**Task instructions**
A - Rewrite the paragraph of the age moderation analyses that opens "For each wave, the sample was divided" as a short bulleted list that keeps its main findings.
B - Answer these questions using the age moderation analyses:
(i) What age range was used for the middle-aged group?
(ii) In which wave was digit symbol unrelated to PA in both age groups?
(iii) What did inspection of the 95% confidence intervals for the coefficients show?
C - Extend the age moderation analyses, starting after their final sentence.

**Document excerpt**
***

Age moderation analyses

For each wave, the sample was divided into middle-aged (40–64 years of age) and older age groups (65+) to examine whether age moderated the relationship between digit symbol and subjective well-being. As shown in Table 3, digit symbol was a consistent significant predictor of PA across both age groups in waves 2002 and 2011. In 2008, digit symbol was unrelated to PA across both age groups. In wave 2014, digit symbol was significantly related to PA in the older adult (0.08*) sample, but not in the middle-aged sample (0.01). Digit symbol was unrelated to LS and NA in both groups, across all waves, except in 2008. In 2008, digit symbol was a significant predictor of LS in middle-aged adults (0.05*), but not older adults (0.04). Digit symbol was unrelated to NA in the middle-aged sample (0.00), but was significantly negatively related to NA in older adults (−0.04*). These age differences were minimal, and inspection of 95% confidence intervals for the coefficients were overlapping, suggesting that these differences were not significant. Thus, there was no evidence that age moderated the relationship between digit symbol performance and subjective well-being.

***

Lines of data:
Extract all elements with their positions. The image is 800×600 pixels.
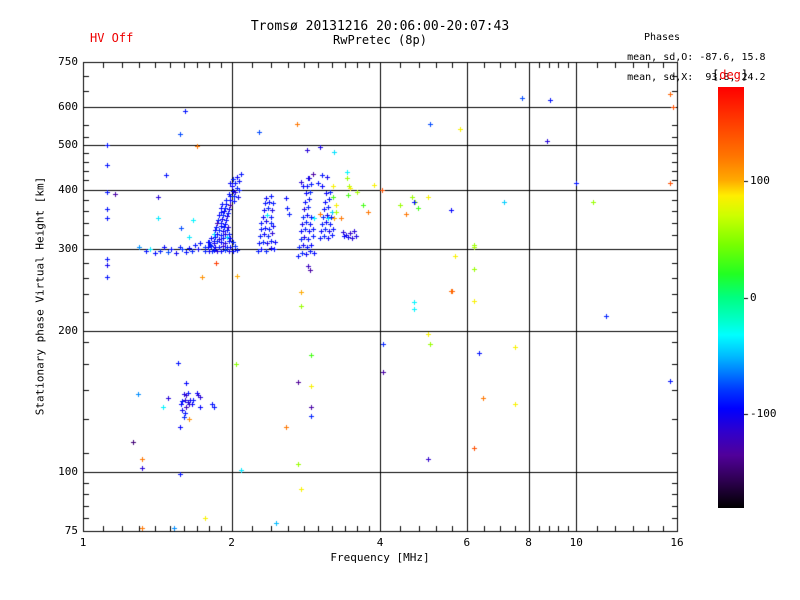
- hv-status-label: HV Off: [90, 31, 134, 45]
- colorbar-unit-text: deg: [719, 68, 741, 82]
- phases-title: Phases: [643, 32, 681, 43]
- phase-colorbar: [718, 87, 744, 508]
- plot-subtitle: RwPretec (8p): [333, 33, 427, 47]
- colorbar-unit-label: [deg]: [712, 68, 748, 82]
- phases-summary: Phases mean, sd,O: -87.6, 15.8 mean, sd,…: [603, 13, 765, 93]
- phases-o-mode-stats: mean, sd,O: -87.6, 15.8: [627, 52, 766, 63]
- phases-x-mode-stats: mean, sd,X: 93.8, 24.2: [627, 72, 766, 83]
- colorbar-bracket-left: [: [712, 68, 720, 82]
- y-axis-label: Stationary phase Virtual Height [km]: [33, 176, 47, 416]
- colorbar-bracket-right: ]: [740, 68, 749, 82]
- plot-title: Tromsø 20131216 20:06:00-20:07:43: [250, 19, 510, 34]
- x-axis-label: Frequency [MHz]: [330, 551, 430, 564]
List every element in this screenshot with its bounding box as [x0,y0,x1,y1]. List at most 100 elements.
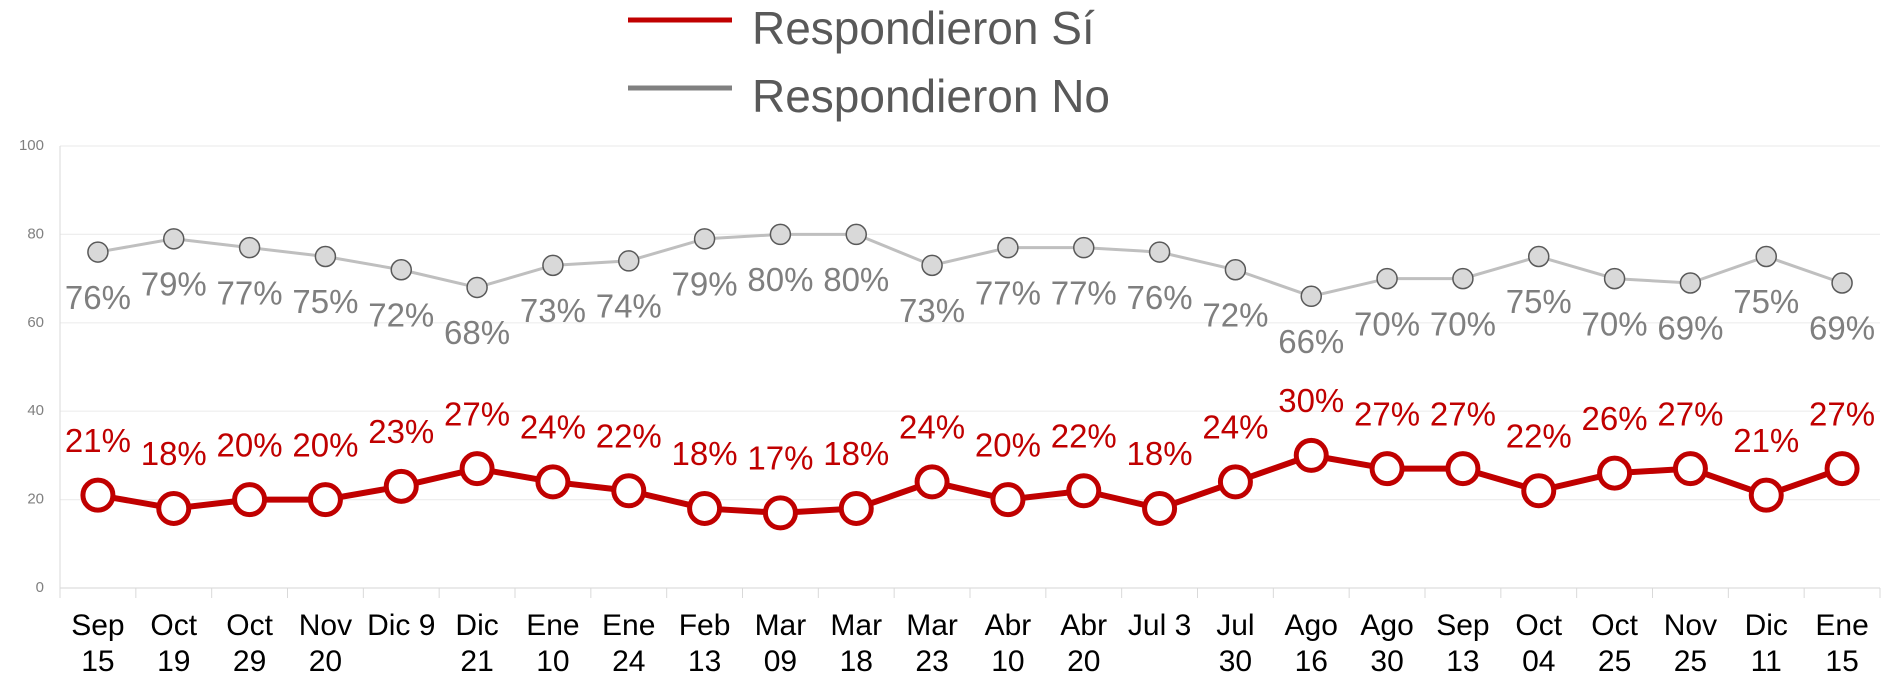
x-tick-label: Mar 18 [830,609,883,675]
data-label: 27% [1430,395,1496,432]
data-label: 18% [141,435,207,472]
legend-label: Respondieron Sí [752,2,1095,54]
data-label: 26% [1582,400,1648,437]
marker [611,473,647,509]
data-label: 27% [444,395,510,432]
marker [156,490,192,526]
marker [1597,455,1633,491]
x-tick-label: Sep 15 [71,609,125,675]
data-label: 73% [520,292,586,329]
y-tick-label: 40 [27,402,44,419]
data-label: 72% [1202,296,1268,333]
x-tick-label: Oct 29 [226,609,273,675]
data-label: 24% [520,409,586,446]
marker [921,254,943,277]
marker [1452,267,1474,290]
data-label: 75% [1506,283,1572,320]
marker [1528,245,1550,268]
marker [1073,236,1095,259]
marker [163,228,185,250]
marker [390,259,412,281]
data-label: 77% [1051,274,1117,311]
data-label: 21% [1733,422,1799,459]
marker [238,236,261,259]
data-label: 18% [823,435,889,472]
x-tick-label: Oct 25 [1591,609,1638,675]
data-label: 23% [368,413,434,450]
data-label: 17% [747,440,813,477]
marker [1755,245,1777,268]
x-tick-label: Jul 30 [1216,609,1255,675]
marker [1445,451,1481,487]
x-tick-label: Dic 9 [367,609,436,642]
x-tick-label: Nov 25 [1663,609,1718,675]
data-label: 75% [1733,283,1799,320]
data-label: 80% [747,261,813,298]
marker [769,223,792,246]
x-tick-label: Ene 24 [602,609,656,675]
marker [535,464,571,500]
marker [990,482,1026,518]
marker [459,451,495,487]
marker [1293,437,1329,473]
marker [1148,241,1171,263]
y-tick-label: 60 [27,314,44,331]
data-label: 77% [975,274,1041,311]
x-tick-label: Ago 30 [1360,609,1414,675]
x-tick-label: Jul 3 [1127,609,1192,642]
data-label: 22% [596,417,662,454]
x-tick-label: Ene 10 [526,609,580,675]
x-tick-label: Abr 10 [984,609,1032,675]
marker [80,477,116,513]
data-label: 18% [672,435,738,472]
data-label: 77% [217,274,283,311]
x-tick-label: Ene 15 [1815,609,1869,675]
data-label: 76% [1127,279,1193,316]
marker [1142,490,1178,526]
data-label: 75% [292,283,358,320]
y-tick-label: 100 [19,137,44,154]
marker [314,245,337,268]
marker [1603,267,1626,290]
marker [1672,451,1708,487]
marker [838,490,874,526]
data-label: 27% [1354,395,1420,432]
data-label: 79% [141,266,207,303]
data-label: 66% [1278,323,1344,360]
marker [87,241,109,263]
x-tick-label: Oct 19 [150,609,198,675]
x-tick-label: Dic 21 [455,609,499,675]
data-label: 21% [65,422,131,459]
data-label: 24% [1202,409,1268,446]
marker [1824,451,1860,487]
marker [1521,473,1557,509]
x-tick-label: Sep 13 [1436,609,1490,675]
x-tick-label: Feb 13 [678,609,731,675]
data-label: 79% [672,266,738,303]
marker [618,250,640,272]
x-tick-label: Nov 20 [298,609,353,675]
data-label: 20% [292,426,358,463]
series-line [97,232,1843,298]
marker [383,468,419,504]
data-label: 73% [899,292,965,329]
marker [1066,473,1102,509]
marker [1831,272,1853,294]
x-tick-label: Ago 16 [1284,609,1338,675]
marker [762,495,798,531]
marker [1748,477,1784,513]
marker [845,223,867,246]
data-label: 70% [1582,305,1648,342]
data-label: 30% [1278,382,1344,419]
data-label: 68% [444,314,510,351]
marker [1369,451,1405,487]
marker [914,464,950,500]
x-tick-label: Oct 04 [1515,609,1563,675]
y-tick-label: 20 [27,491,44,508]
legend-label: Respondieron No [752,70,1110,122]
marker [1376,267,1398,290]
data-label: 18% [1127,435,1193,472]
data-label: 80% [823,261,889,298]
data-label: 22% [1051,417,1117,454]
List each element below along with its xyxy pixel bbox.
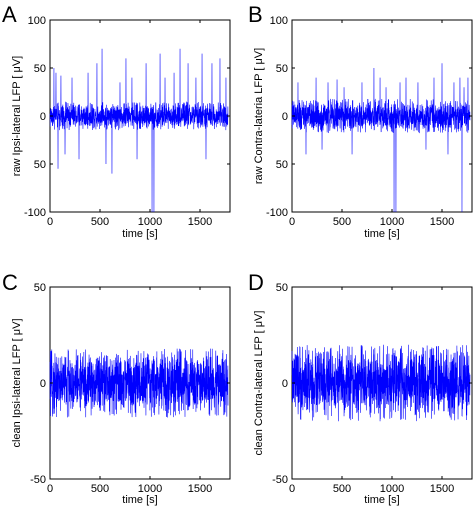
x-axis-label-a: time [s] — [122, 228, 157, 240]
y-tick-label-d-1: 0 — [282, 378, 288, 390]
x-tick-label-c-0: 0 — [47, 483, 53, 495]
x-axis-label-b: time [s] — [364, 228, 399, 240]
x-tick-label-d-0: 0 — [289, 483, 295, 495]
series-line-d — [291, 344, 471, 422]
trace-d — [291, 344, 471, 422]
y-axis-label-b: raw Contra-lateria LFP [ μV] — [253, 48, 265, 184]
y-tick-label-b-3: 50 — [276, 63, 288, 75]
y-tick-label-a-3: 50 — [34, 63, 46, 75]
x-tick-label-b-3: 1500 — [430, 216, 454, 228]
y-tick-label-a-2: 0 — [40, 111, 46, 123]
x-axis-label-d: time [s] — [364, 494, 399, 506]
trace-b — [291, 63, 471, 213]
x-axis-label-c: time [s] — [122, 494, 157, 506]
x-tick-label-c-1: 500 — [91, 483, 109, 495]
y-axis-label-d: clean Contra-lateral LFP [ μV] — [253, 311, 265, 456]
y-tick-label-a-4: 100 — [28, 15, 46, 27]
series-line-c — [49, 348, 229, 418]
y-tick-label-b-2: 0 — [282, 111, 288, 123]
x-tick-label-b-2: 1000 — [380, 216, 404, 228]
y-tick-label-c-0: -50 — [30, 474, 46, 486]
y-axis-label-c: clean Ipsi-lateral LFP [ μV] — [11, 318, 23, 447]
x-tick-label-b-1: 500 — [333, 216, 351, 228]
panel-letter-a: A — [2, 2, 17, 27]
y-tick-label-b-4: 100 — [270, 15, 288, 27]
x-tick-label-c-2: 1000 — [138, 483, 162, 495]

***

**In response**
A -
- Each wave's sample was split into middle-aged (40–64) and older (65+) groups to test whether age moderated the link between digit symbol and subjective well-being.
- PA: digit symbol predicted PA significantly in both age groups in 2002 and 2011. It was unrelated to PA in both groups in 2008. In 2014 it predicted PA in older adults (0.08*) but not in middle-aged adults (0.01).
- LS and NA: digit symbol was unrelated to both in both groups across all waves except 2008.
- 2008 exceptions: digit symbol predicted LS in middle-aged adults (0.05*) but not in older adults (0.04). It was unrelated to NA in middle-aged adults (0.00) but negatively related to NA in older adults (−0.04*).
- These age differences were minimal, and the 95% confidence intervals overlapped, so the differences were not significant.
- Conclusion: there was no evidence that age moderated the relationship between digit symbol performance and subjective well-being.

B -
(i) 40–64 years of age.
(ii) 2008.
(iii) The intervals overlapped, which suggested that the age differences were not significant.

C -
Longitudinal data analyses

Cross-lagged panel analyses were conducted to better understand the relationship between digit symbol and PA (which showed the strongest and most consistent relationship to digit symbol). Nine hundred and thirteen participants completed testing at all four waves. Only participants who completed assessment of PA at all four time points were included in the cross-lagged panel analysis (n = 621).

Before examining the fit of the different cross-lagged panels described in the Methods section, the invariance of the longitudinal factor loadings from the PA construct were examined. The variances of the PA constructs were set to 1.0. In Model 1, the factor loadings were allowed to vary across the time points. In Model 2, the factor loadings were constrained to be equal across time (for example, the magnitude of loading of parcel 1 onto the PA construct at time 1 was constrained to be equal to the magnitude of the loading of parcel 1 onto the PA construct at times 2,3, and 4). As can be seen in Table 4, the fit of Model 1 was excellent and constraining the factor loadings to be invariant over time did not yield a significantly worse model fit by any of the indicators, including change in X2 (11.27) by change in df (15; p = 0.733). Invariance of the longitudinal factor loadings provide a foundation of conducting the examination of the temporal relationships.

Table 4.

Goodness of fit Statistics for the Cross-lagged Panel Analyses.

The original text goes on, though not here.